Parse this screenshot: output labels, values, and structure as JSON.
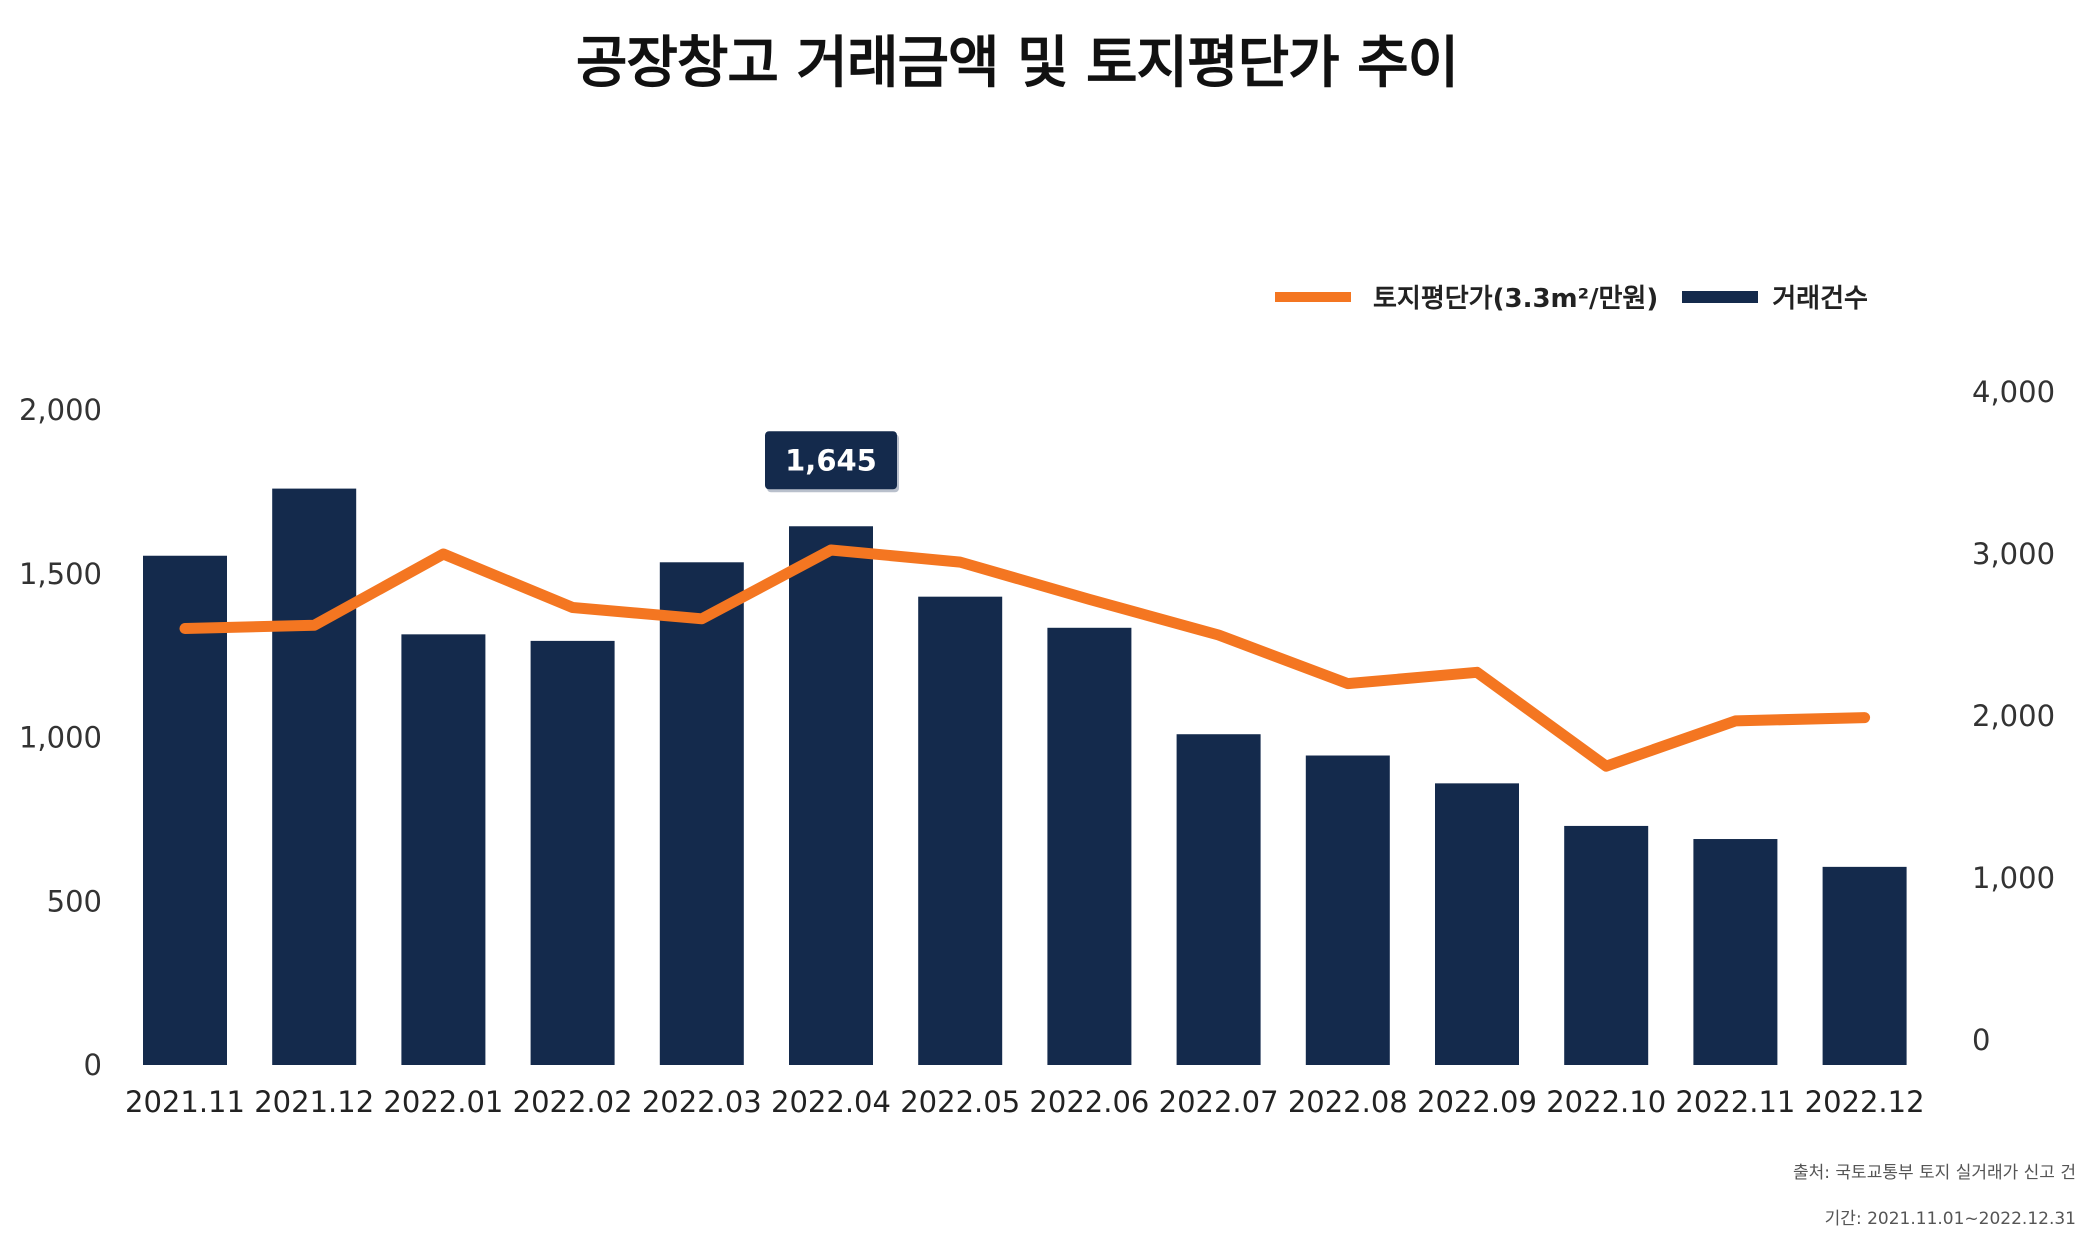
{
  "chart_data": {
    "type": "bar+line",
    "title": "공장창고 거래금액 및 토지평단가 추이",
    "categories": [
      "2021.11",
      "2021.12",
      "2022.01",
      "2022.02",
      "2022.03",
      "2022.04",
      "2022.05",
      "2022.06",
      "2022.07",
      "2022.08",
      "2022.09",
      "2022.10",
      "2022.11",
      "2022.12"
    ],
    "series": [
      {
        "name": "거래건수",
        "type": "bar",
        "axis": "left",
        "color": "#142a4c",
        "values": [
          1555,
          1760,
          1315,
          1295,
          1535,
          1645,
          1430,
          1335,
          1010,
          945,
          860,
          730,
          690,
          605
        ]
      },
      {
        "name": "토지평단가(3.3m²/만원)",
        "type": "line",
        "axis": "right",
        "color": "#f47621",
        "values": [
          2540,
          2560,
          3000,
          2670,
          2600,
          3025,
          2950,
          2720,
          2500,
          2200,
          2270,
          1690,
          1970,
          1990
        ]
      }
    ],
    "y_left": {
      "lim": [
        0,
        2000
      ],
      "ticks": [
        0,
        500,
        1000,
        1500,
        2000
      ],
      "tick_labels": [
        "0",
        "500",
        "1,000",
        "1,500",
        "2,000"
      ]
    },
    "y_right": {
      "lim": [
        0,
        4000
      ],
      "ticks": [
        0,
        1000,
        2000,
        3000,
        4000
      ],
      "tick_labels": [
        "0",
        "1,000",
        "2,000",
        "3,000",
        "4,000"
      ]
    },
    "annotation": {
      "category": "2022.04",
      "text": "1,645"
    },
    "legend_position": "top-right",
    "grid": false
  },
  "source": {
    "line1": "출처: 국토교통부 토지 실거래가 신고 건",
    "line2": "기간: 2021.11.01~2022.12.31"
  }
}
######
Copy every record above exactly as written, but leave out the pictures.

Parse this screenshot: output labels, values, and structure as JSON.
{
  "chart_data": {
    "type": "bar+line",
    "title": "공장창고 거래금액 및 토지평단가 추이",
    "categories": [
      "2021.11",
      "2021.12",
      "2022.01",
      "2022.02",
      "2022.03",
      "2022.04",
      "2022.05",
      "2022.06",
      "2022.07",
      "2022.08",
      "2022.09",
      "2022.10",
      "2022.11",
      "2022.12"
    ],
    "series": [
      {
        "name": "거래건수",
        "type": "bar",
        "axis": "left",
        "color": "#142a4c",
        "values": [
          1555,
          1760,
          1315,
          1295,
          1535,
          1645,
          1430,
          1335,
          1010,
          945,
          860,
          730,
          690,
          605
        ]
      },
      {
        "name": "토지평단가(3.3m²/만원)",
        "type": "line",
        "axis": "right",
        "color": "#f47621",
        "values": [
          2540,
          2560,
          3000,
          2670,
          2600,
          3025,
          2950,
          2720,
          2500,
          2200,
          2270,
          1690,
          1970,
          1990
        ]
      }
    ],
    "y_left": {
      "lim": [
        0,
        2000
      ],
      "ticks": [
        0,
        500,
        1000,
        1500,
        2000
      ],
      "tick_labels": [
        "0",
        "500",
        "1,000",
        "1,500",
        "2,000"
      ]
    },
    "y_right": {
      "lim": [
        0,
        4000
      ],
      "ticks": [
        0,
        1000,
        2000,
        3000,
        4000
      ],
      "tick_labels": [
        "0",
        "1,000",
        "2,000",
        "3,000",
        "4,000"
      ]
    },
    "annotation": {
      "category": "2022.04",
      "text": "1,645"
    },
    "legend_position": "top-right",
    "grid": false
  },
  "source": {
    "line1": "출처: 국토교통부 토지 실거래가 신고 건",
    "line2": "기간: 2021.11.01~2022.12.31"
  }
}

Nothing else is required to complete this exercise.